• EXERCISE SET:
(a) According to the piece about the NASA review, what led Congress to seek an independent assessment of NASA's strategic direction and goals? Answer in one to three sentences.
(b) Reproduce word for word everything in the piece about the NASA review from "More strategically, NASA" down to "it will take.".
(c) Carry on the piece about the NASA review from the point where it stops.

• EXTRACTED TEXT:
Start

The U. S. National
Aeronautics and Space Administration (NASA) has just been judged by a
blue-ribbon panel appointed by the National Research Council (NRC) at the
instigation of Congress. That
branch of government wanted an independent assessment of NASA’s strategic
direction and goals in light of continuing fiscal constraints and national
priorities. The resulting 80-page
report is the best summary I have seen of NASA’s past successes, present ills,
and possibilities for improving itself in the future.
Besides the agency’s
spectacular successes, ranging from the 1969 lunar landing on down, NASA has
also been the organization behind some of the most famous tragedies in the
engineering ethics literature. The
losses of the space shuttles Challenger in 1986 and Columbia in
2003 were both preventable disasters that revealed serious problems with NASA’s
management and safety structures.
More strategically, NASA has been perceived by many as a set of
solutions looking for problems, and the NRC report confirms this picture.
It’s a cliché to say that
if you don’t know where you’re going, it will be hard to tell when you get
there or how long it will take.
But that is the picture that emerges from the investigation and analysis
performed by members of the NRC panel, who visited ten different sites in the
widespread NASA organization and took most of a year to compile their
results.

End

• PROVIDED DATA:
Start

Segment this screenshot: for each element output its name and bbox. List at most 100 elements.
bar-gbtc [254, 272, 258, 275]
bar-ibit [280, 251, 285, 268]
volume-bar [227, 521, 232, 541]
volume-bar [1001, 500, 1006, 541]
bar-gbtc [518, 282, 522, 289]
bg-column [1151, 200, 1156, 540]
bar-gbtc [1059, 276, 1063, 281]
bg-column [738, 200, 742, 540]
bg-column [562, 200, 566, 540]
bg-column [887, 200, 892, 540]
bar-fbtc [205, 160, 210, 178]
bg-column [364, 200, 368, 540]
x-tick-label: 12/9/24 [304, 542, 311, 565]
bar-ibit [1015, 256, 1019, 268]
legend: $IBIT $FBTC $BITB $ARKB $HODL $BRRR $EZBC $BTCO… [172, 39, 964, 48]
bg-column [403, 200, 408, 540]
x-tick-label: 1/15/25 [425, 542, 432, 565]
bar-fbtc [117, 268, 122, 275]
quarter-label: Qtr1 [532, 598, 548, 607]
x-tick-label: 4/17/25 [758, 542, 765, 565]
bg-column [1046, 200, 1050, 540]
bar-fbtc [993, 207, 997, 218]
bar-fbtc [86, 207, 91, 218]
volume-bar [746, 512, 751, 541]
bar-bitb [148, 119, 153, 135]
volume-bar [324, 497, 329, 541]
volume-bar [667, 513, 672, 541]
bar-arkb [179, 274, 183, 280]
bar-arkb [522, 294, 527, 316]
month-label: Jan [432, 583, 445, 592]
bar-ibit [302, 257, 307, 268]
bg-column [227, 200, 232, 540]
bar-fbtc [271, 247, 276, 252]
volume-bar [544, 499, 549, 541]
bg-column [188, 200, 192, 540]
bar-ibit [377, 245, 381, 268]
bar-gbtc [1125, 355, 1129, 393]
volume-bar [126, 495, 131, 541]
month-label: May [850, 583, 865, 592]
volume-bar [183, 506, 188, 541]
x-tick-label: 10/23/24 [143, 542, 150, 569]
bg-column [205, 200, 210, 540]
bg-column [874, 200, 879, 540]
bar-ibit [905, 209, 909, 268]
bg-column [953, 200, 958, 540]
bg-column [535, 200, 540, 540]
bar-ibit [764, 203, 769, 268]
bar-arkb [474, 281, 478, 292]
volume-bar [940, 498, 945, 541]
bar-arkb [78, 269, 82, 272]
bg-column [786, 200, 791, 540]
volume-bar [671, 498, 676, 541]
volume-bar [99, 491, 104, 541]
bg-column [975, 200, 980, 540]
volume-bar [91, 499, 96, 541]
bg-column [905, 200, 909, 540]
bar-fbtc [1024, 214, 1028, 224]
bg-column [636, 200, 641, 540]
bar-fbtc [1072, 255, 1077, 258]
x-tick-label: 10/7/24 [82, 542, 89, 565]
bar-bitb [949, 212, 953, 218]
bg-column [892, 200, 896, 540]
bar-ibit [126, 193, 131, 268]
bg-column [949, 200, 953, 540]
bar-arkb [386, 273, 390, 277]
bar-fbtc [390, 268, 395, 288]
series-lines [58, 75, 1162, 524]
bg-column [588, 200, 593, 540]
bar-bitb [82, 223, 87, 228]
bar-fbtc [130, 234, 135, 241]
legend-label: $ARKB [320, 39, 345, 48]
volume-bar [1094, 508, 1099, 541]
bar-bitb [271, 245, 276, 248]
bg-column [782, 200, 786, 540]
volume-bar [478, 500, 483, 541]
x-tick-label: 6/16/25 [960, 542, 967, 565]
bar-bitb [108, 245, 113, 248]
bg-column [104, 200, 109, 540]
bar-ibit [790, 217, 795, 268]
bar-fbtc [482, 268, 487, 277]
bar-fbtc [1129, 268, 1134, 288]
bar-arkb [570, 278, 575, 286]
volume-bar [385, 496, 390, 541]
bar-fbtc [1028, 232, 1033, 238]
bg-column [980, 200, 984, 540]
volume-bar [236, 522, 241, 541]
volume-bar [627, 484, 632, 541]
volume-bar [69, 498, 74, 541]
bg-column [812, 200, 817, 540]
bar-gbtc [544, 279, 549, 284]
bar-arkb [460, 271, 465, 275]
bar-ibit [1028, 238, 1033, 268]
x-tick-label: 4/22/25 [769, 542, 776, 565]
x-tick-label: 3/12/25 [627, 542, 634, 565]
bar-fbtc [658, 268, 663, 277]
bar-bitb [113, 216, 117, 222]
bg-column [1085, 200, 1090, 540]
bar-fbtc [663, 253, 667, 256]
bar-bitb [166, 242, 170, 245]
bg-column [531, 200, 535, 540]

End

• ANSWERS BY TASK:
(a) Congress wanted the assessment because of continuing fiscal constraints and national priorities.

(b)
More strategically, NASA has been perceived by many as a set of
solutions looking for problems, and the NRC report confirms this picture.
It’s a cliché to say that
if you don’t know where you’re going, it will be hard to tell when you get
there or how long it will take.

(c)
The good news is that
there are patches of well-organized high-achieving activity within the
organization. The unmanned space
exploration effort, characterized by projects such as the Curiosity Mars rover,
has had notable successes and largely stays within budget and on schedule. It is significant that NASA carries out
a periodic ten-year “decadal survey” of the science communities interested in
these projects, and a strategic plan for them is thereby updated with extensive
international input.
But with regard to manned
spaceflight, the picture is, if not dismal, at least discouraging. For one thing, the target keeps moving
around. I happened to be in
Washington, D. C. the day President George Herbert Walker Bush called for a
manned flight to Mars, way back in 1989.
But President Obama has instead brought up the idea of a trip to an
asteroid, without saying which one.
The NRC reports the lack of widespread enthusiasm within NASA for the
asteroid journey, and in the meantime, if the U. S. wants to put a man in space
for any reason right now, we have to go buy tickets from the Russians.
In some ways, NASA is the
victim of its own past successes.
During the Apollo buildup in the 1960s, expensive new facilities were
built purposely in many different states to solidify Congressional support for
the space effort. NASA is now
saddled with billions of dollars’ worth of real estate occupied by aging
specialized test facilities which in many cases have lots of deferred
maintenance needed. Turning these
facilities into commercial operations is a nice idea, and in a few places this
has worked, but frankly there are not too many commercial users in need of a
test stand for a Saturn-V rocket engine, for example. About a third of NASA’s employees are government civil
servants, not contractors, and there are special complications in shifting
civil-servant staffing to meet changing needs.
The NRC report doesn’t
simply list NASA’s ills; it contains a list of recommendations as well. Many of the difficulties NASA has
encountered result from trying too many ambitious things with insufficient
funds. The NRC realistically
admits that the chances of increasing NASA’s total budget are small, so they
don’t see an overall increase in funding as a realistic solution.
They list three other options
as more realistic possibilities.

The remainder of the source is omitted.